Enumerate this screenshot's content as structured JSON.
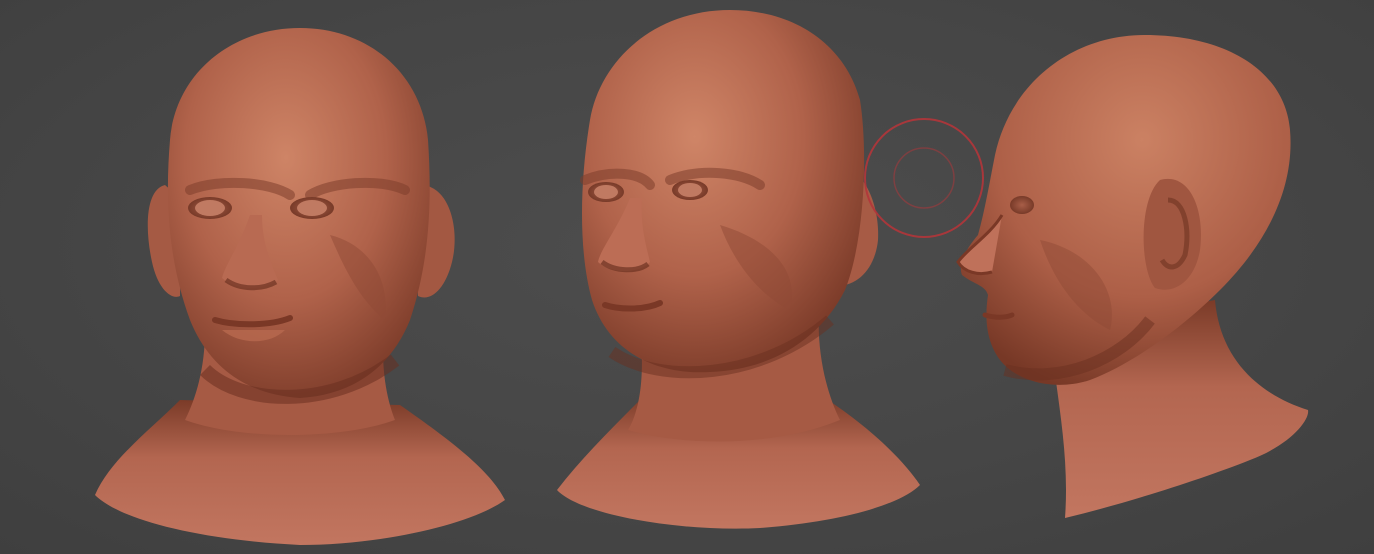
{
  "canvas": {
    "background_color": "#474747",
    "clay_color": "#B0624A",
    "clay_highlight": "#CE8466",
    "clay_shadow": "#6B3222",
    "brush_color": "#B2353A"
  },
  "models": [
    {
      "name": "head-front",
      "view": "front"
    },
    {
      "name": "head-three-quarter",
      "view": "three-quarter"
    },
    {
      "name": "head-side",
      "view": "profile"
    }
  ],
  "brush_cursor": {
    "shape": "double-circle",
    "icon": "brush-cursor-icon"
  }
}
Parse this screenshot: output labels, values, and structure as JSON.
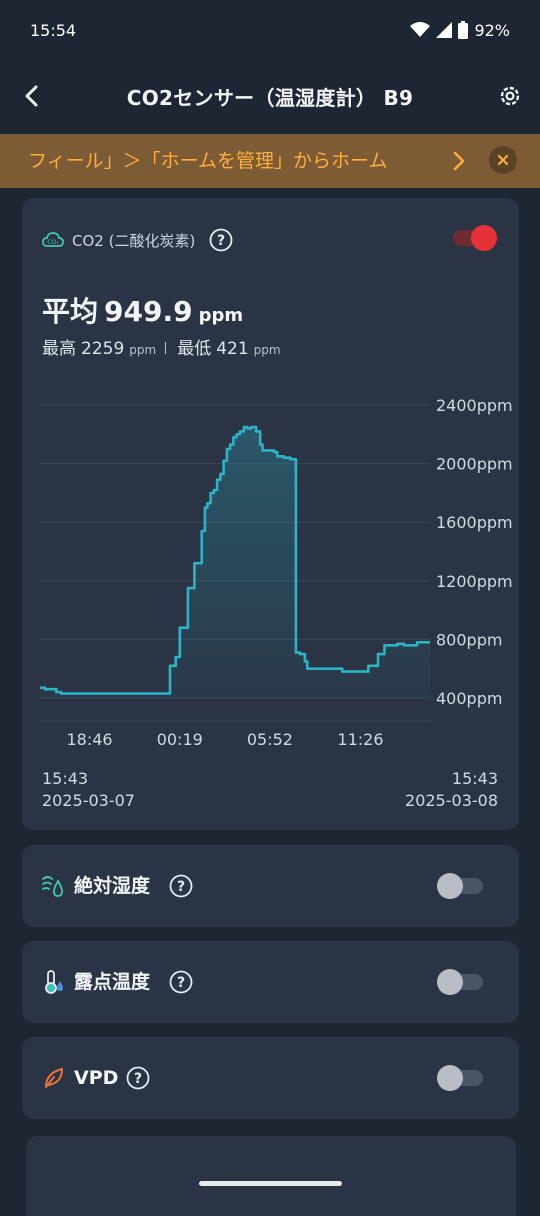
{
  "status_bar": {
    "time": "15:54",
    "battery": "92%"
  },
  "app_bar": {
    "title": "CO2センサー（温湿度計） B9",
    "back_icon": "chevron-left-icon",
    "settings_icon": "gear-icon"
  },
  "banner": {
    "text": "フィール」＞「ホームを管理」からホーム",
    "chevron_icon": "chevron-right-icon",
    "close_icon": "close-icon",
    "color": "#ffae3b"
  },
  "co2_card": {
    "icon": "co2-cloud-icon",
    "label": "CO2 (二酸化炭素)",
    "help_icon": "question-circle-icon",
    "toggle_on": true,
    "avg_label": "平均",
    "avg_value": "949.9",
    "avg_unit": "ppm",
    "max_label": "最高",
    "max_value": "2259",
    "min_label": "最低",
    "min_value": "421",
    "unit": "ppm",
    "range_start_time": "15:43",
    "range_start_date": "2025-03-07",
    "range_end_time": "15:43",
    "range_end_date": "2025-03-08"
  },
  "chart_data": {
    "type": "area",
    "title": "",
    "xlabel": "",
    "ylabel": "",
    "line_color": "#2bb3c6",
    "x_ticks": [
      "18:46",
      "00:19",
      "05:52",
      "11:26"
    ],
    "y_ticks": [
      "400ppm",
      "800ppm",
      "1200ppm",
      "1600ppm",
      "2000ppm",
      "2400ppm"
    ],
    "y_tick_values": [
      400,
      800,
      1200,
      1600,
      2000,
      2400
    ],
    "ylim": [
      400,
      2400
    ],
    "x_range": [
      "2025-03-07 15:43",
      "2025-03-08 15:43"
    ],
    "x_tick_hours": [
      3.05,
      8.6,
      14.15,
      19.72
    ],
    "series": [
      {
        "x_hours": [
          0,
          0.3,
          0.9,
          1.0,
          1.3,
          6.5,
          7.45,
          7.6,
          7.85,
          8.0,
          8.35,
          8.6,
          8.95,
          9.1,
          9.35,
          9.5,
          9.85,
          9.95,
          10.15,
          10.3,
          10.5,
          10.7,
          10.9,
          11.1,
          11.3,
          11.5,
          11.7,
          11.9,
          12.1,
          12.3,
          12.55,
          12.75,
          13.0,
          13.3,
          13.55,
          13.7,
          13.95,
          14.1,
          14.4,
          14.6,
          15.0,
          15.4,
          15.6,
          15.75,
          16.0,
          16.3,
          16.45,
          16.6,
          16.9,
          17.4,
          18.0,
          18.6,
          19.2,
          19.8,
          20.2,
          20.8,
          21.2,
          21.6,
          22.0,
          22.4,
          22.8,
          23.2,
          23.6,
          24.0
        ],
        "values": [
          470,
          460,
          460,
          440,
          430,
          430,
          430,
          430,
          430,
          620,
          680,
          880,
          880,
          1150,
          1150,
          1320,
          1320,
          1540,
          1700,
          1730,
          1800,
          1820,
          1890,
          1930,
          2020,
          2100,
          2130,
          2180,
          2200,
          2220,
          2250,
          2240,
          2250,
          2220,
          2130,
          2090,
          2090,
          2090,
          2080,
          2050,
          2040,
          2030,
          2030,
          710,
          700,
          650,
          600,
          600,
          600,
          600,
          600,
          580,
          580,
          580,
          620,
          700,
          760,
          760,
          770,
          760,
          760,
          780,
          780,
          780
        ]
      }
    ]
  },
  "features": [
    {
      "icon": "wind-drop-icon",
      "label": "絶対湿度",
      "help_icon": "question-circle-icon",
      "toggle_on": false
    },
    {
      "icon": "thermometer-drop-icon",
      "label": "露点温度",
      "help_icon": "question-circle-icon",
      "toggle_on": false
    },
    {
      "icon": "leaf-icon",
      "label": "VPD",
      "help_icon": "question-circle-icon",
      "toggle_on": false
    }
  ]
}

*JOB*. In your copy, repeat each record exactly and include no pictures.

*THE RESPONSE*.
Enumerate this screenshot's content as structured JSON.
{
  "canvas": {
    "background_color": "#474747",
    "clay_color": "#B0624A",
    "clay_highlight": "#CE8466",
    "clay_shadow": "#6B3222",
    "brush_color": "#B2353A"
  },
  "models": [
    {
      "name": "head-front",
      "view": "front"
    },
    {
      "name": "head-three-quarter",
      "view": "three-quarter"
    },
    {
      "name": "head-side",
      "view": "profile"
    }
  ],
  "brush_cursor": {
    "shape": "double-circle",
    "icon": "brush-cursor-icon"
  }
}
Parse this screenshot: output labels, values, and structure as JSON.
{
  "status_bar": {
    "time": "15:54",
    "battery": "92%"
  },
  "app_bar": {
    "title": "CO2センサー（温湿度計） B9",
    "back_icon": "chevron-left-icon",
    "settings_icon": "gear-icon"
  },
  "banner": {
    "text": "フィール」＞「ホームを管理」からホーム",
    "chevron_icon": "chevron-right-icon",
    "close_icon": "close-icon",
    "color": "#ffae3b"
  },
  "co2_card": {
    "icon": "co2-cloud-icon",
    "label": "CO2 (二酸化炭素)",
    "help_icon": "question-circle-icon",
    "toggle_on": true,
    "avg_label": "平均",
    "avg_value": "949.9",
    "avg_unit": "ppm",
    "max_label": "最高",
    "max_value": "2259",
    "min_label": "最低",
    "min_value": "421",
    "unit": "ppm",
    "range_start_time": "15:43",
    "range_start_date": "2025-03-07",
    "range_end_time": "15:43",
    "range_end_date": "2025-03-08"
  },
  "chart_data": {
    "type": "area",
    "title": "",
    "xlabel": "",
    "ylabel": "",
    "line_color": "#2bb3c6",
    "x_ticks": [
      "18:46",
      "00:19",
      "05:52",
      "11:26"
    ],
    "y_ticks": [
      "400ppm",
      "800ppm",
      "1200ppm",
      "1600ppm",
      "2000ppm",
      "2400ppm"
    ],
    "y_tick_values": [
      400,
      800,
      1200,
      1600,
      2000,
      2400
    ],
    "ylim": [
      400,
      2400
    ],
    "x_range": [
      "2025-03-07 15:43",
      "2025-03-08 15:43"
    ],
    "x_tick_hours": [
      3.05,
      8.6,
      14.15,
      19.72
    ],
    "series": [
      {
        "x_hours": [
          0,
          0.3,
          0.9,
          1.0,
          1.3,
          6.5,
          7.45,
          7.6,
          7.85,
          8.0,
          8.35,
          8.6,
          8.95,
          9.1,
          9.35,
          9.5,
          9.85,
          9.95,
          10.15,
          10.3,
          10.5,
          10.7,
          10.9,
          11.1,
          11.3,
          11.5,
          11.7,
          11.9,
          12.1,
          12.3,
          12.55,
          12.75,
          13.0,
          13.3,
          13.55,
          13.7,
          13.95,
          14.1,
          14.4,
          14.6,
          15.0,
          15.4,
          15.6,
          15.75,
          16.0,
          16.3,
          16.45,
          16.6,
          16.9,
          17.4,
          18.0,
          18.6,
          19.2,
          19.8,
          20.2,
          20.8,
          21.2,
          21.6,
          22.0,
          22.4,
          22.8,
          23.2,
          23.6,
          24.0
        ],
        "values": [
          470,
          460,
          460,
          440,
          430,
          430,
          430,
          430,
          430,
          620,
          680,
          880,
          880,
          1150,
          1150,
          1320,
          1320,
          1540,
          1700,
          1730,
          1800,
          1820,
          1890,
          1930,
          2020,
          2100,
          2130,
          2180,
          2200,
          2220,
          2250,
          2240,
          2250,
          2220,
          2130,
          2090,
          2090,
          2090,
          2080,
          2050,
          2040,
          2030,
          2030,
          710,
          700,
          650,
          600,
          600,
          600,
          600,
          600,
          580,
          580,
          580,
          620,
          700,
          760,
          760,
          770,
          760,
          760,
          780,
          780,
          780
        ]
      }
    ]
  },
  "features": [
    {
      "icon": "wind-drop-icon",
      "label": "絶対湿度",
      "help_icon": "question-circle-icon",
      "toggle_on": false
    },
    {
      "icon": "thermometer-drop-icon",
      "label": "露点温度",
      "help_icon": "question-circle-icon",
      "toggle_on": false
    },
    {
      "icon": "leaf-icon",
      "label": "VPD",
      "help_icon": "question-circle-icon",
      "toggle_on": false
    }
  ]
}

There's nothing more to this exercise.